## Job:
Find the lines below that contain the string "AIMM". Copy each one.

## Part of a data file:
--- Start ---

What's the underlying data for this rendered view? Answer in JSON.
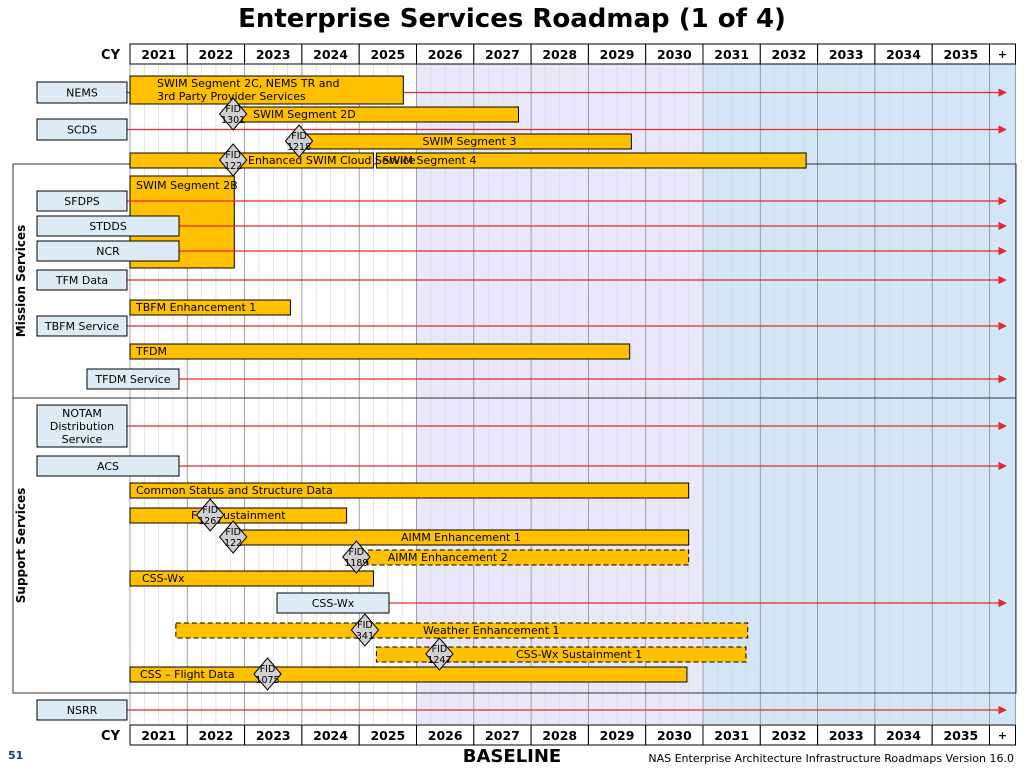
{
  "title": "Enterprise Services Roadmap (1 of 4)",
  "footer": {
    "baseline": "BASELINE",
    "page_number": "51",
    "note": "NAS Enterprise Architecture Infrastructure Roadmaps Version 16.0"
  },
  "timeline": {
    "cy_label": "CY",
    "years": [
      "2021",
      "2022",
      "2023",
      "2024",
      "2025",
      "2026",
      "2027",
      "2028",
      "2029",
      "2030",
      "2031",
      "2032",
      "2033",
      "2034",
      "2035"
    ],
    "plus_label": "+"
  },
  "groups": [
    {
      "label": "Mission Services",
      "from": "SWIM Segment 2B",
      "to": "TFDM Service"
    },
    {
      "label": "Support Services",
      "from": "NOTAM Distribution Service",
      "to": "CSS – Flight Data"
    }
  ],
  "colors": {
    "bar_fill": "#ffc000",
    "service_fill": "#dcebf5",
    "arrow": "#e8262b",
    "band_mid": "#e8e8fa",
    "band_far": "#d3e6f7",
    "milestone": "#d0d0d0"
  },
  "rows": [
    {
      "service": "NEMS",
      "bars": [
        {
          "label": "SWIM Segment 2C, NEMS TR and 3rd Party Provider Services",
          "start": 2021,
          "end": 2025.77
        }
      ]
    },
    {
      "bars": [
        {
          "label": "SWIM Segment 2D",
          "start": 2022.8,
          "end": 2027.78
        }
      ],
      "milestones": [
        {
          "label": "FID 1301",
          "at": 2022.8
        }
      ]
    },
    {
      "service": "SCDS"
    },
    {
      "bars": [
        {
          "label": "SWIM Segment 3",
          "start": 2024.1,
          "end": 2029.75
        }
      ],
      "milestones": [
        {
          "label": "FID 1218",
          "at": 2023.95
        }
      ]
    },
    {
      "bars": [
        {
          "label": "Enhanced SWIM Cloud Service",
          "start": 2021,
          "end": 2025.25
        },
        {
          "label": "SWIM Segment 4",
          "start": 2025.3,
          "end": 2032.8
        }
      ],
      "milestones": [
        {
          "label": "FID 122",
          "at": 2022.8
        }
      ]
    },
    {
      "bars": [
        {
          "label": "SWIM Segment 2B",
          "start": 2021,
          "end": 2022.82
        }
      ]
    },
    {
      "service": "SFDPS"
    },
    {
      "service": "STDDS"
    },
    {
      "service": "NCR"
    },
    {
      "service": "TFM Data"
    },
    {
      "bars": [
        {
          "label": "TBFM Enhancement 1",
          "start": 2021,
          "end": 2023.8
        }
      ]
    },
    {
      "service": "TBFM Service"
    },
    {
      "bars": [
        {
          "label": "TFDM",
          "start": 2021,
          "end": 2029.72
        }
      ]
    },
    {
      "service": "TFDM Service"
    },
    {
      "service": "NOTAM Distribution Service"
    },
    {
      "service": "ACS"
    },
    {
      "bars": [
        {
          "label": "Common Status and Structure Data",
          "start": 2021,
          "end": 2030.75
        }
      ]
    },
    {
      "bars": [
        {
          "label": "FNS Sustainment",
          "start": 2021,
          "end": 2024.78
        }
      ],
      "milestones": [
        {
          "label": "FID 1267",
          "at": 2022.4
        }
      ]
    },
    {
      "bars": [
        {
          "label": "AIMM Enhancement 1",
          "start": 2022.8,
          "end": 2030.75
        }
      ],
      "milestones": [
        {
          "label": "FID 122",
          "at": 2022.8
        }
      ]
    },
    {
      "bars": [
        {
          "label": "AIMM Enhancement 2",
          "start": 2025.15,
          "end": 2030.75,
          "planned": true
        }
      ],
      "milestones": [
        {
          "label": "FID 1189",
          "at": 2024.95
        }
      ]
    },
    {
      "bars": [
        {
          "label": "CSS-Wx",
          "start": 2021,
          "end": 2025.25
        }
      ]
    },
    {
      "service": "CSS-Wx"
    },
    {
      "bars": [
        {
          "label": "Weather Enhancement 1",
          "start": 2021.8,
          "end": 2031.78,
          "planned": true
        }
      ],
      "milestones": [
        {
          "label": "FID 341",
          "at": 2025.1
        }
      ]
    },
    {
      "bars": [
        {
          "label": "CSS-Wx Sustainment 1",
          "start": 2025.3,
          "end": 2031.75,
          "planned": true
        }
      ],
      "milestones": [
        {
          "label": "FID 1247",
          "at": 2026.4
        }
      ]
    },
    {
      "bars": [
        {
          "label": "CSS – Flight Data",
          "start": 2021,
          "end": 2030.72
        }
      ],
      "milestones": [
        {
          "label": "FID 1075",
          "at": 2023.4
        }
      ]
    },
    {
      "service": "NSRR"
    }
  ]
}
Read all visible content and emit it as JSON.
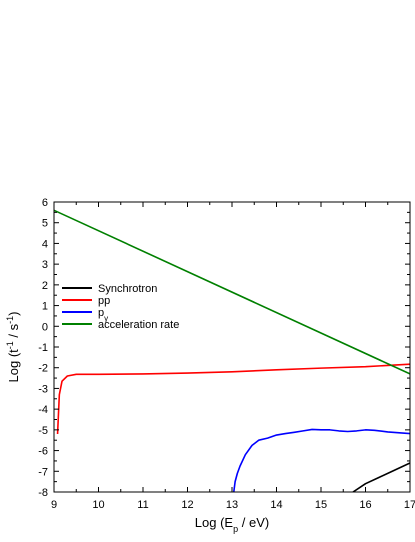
{
  "chart_data": {
    "type": "line",
    "title": "",
    "xlabel": {
      "parts": [
        {
          "text": "Log (E",
          "baseline": "normal"
        },
        {
          "text": "p",
          "baseline": "sub"
        },
        {
          "text": " / eV)",
          "baseline": "normal"
        }
      ]
    },
    "ylabel": {
      "parts": [
        {
          "text": "Log (t",
          "baseline": "normal"
        },
        {
          "text": "-1",
          "baseline": "super"
        },
        {
          "text": " / s",
          "baseline": "normal"
        },
        {
          "text": "-1",
          "baseline": "super"
        },
        {
          "text": ")",
          "baseline": "normal"
        }
      ]
    },
    "xlim": [
      9,
      17
    ],
    "ylim": [
      -8,
      6
    ],
    "xticks": [
      {
        "value": 9,
        "label": "9"
      },
      {
        "value": 10,
        "label": "10"
      },
      {
        "value": 11,
        "label": "11"
      },
      {
        "value": 12,
        "label": "12"
      },
      {
        "value": 13,
        "label": "13"
      },
      {
        "value": 14,
        "label": "14"
      },
      {
        "value": 15,
        "label": "15"
      },
      {
        "value": 16,
        "label": "16"
      },
      {
        "value": 17,
        "label": "17"
      }
    ],
    "yticks": [
      {
        "value": 6,
        "label": "6"
      },
      {
        "value": 5,
        "label": "5"
      },
      {
        "value": 4,
        "label": "4"
      },
      {
        "value": 3,
        "label": "3"
      },
      {
        "value": 2,
        "label": "2"
      },
      {
        "value": 1,
        "label": "1"
      },
      {
        "value": 0,
        "label": "0"
      },
      {
        "value": -1,
        "label": "-1"
      },
      {
        "value": -2,
        "label": "-2"
      },
      {
        "value": -3,
        "label": "-3"
      },
      {
        "value": -4,
        "label": "-4"
      },
      {
        "value": -5,
        "label": "-5"
      },
      {
        "value": -6,
        "label": "-6"
      },
      {
        "value": -7,
        "label": "-7"
      },
      {
        "value": -8,
        "label": "-8"
      }
    ],
    "grid": false,
    "legend_position": "left-middle",
    "series": [
      {
        "name": "Synchrotron",
        "label_parts": [
          {
            "text": "Synchrotron",
            "baseline": "normal"
          }
        ],
        "color": "#000000",
        "points": [
          [
            15.72,
            -8.0
          ],
          [
            16.0,
            -7.6
          ],
          [
            16.3,
            -7.3
          ],
          [
            16.65,
            -6.95
          ],
          [
            17.0,
            -6.6
          ]
        ]
      },
      {
        "name": "pp",
        "label_parts": [
          {
            "text": "pp",
            "baseline": "normal"
          }
        ],
        "color": "#ff0000",
        "points": [
          [
            9.08,
            -5.2
          ],
          [
            9.12,
            -3.3
          ],
          [
            9.18,
            -2.65
          ],
          [
            9.3,
            -2.4
          ],
          [
            9.5,
            -2.32
          ],
          [
            10.0,
            -2.32
          ],
          [
            11.0,
            -2.3
          ],
          [
            12.0,
            -2.26
          ],
          [
            13.0,
            -2.2
          ],
          [
            14.0,
            -2.1
          ],
          [
            15.0,
            -2.02
          ],
          [
            16.0,
            -1.95
          ],
          [
            17.0,
            -1.83
          ]
        ]
      },
      {
        "name": "pγ",
        "label_parts": [
          {
            "text": "p",
            "baseline": "normal"
          },
          {
            "text": "γ",
            "baseline": "sub"
          }
        ],
        "color": "#0000ff",
        "points": [
          [
            13.04,
            -8.0
          ],
          [
            13.07,
            -7.5
          ],
          [
            13.12,
            -7.1
          ],
          [
            13.18,
            -6.75
          ],
          [
            13.3,
            -6.2
          ],
          [
            13.45,
            -5.75
          ],
          [
            13.6,
            -5.5
          ],
          [
            13.8,
            -5.4
          ],
          [
            14.0,
            -5.25
          ],
          [
            14.2,
            -5.18
          ],
          [
            14.4,
            -5.12
          ],
          [
            14.6,
            -5.05
          ],
          [
            14.8,
            -4.98
          ],
          [
            15.0,
            -5.0
          ],
          [
            15.2,
            -5.0
          ],
          [
            15.4,
            -5.05
          ],
          [
            15.6,
            -5.08
          ],
          [
            15.8,
            -5.05
          ],
          [
            16.0,
            -5.0
          ],
          [
            16.2,
            -5.02
          ],
          [
            16.5,
            -5.1
          ],
          [
            16.8,
            -5.15
          ],
          [
            17.0,
            -5.18
          ]
        ]
      },
      {
        "name": "acceleration rate",
        "label_parts": [
          {
            "text": "acceleration rate",
            "baseline": "normal"
          }
        ],
        "color": "#008000",
        "points": [
          [
            9.0,
            5.6
          ],
          [
            17.0,
            -2.3
          ]
        ]
      }
    ]
  }
}
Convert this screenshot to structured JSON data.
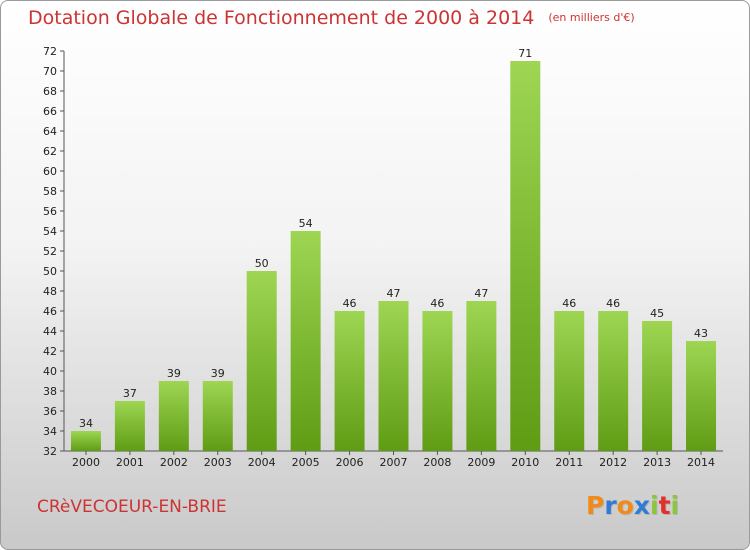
{
  "header": {
    "title": "Dotation Globale de Fonctionnement de 2000 à 2014",
    "unit": "(en milliers d'€)"
  },
  "footer": {
    "commune": "CRèVECOEUR-EN-BRIE",
    "logo": [
      "P",
      "r",
      "o",
      "x",
      "i",
      "t",
      "i"
    ]
  },
  "colors": {
    "title": "#cc3333",
    "bar_top": "#9ed653",
    "bar_bottom": "#5f9c14",
    "logo": [
      "#f08a1a",
      "#2f7bd6",
      "#f08a1a",
      "#2f7bd6",
      "#8cc63e",
      "#e0312a",
      "#8cc63e"
    ]
  },
  "chart_data": {
    "type": "bar",
    "title": "Dotation Globale de Fonctionnement de 2000 à 2014",
    "categories": [
      "2000",
      "2001",
      "2002",
      "2003",
      "2004",
      "2005",
      "2006",
      "2007",
      "2008",
      "2009",
      "2010",
      "2011",
      "2012",
      "2013",
      "2014"
    ],
    "values": [
      34,
      37,
      39,
      39,
      50,
      54,
      46,
      47,
      46,
      47,
      71,
      46,
      46,
      45,
      43
    ],
    "ylim": [
      32,
      72
    ],
    "yticks": [
      32,
      34,
      36,
      38,
      40,
      42,
      44,
      46,
      48,
      50,
      52,
      54,
      56,
      58,
      60,
      62,
      64,
      66,
      68,
      70,
      72
    ],
    "grid": false,
    "legend": "none"
  }
}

--- End ---

## Problem solution:
          "label": "AIMM Enhancement 1",
          "label": "AIMM Enhancement 2",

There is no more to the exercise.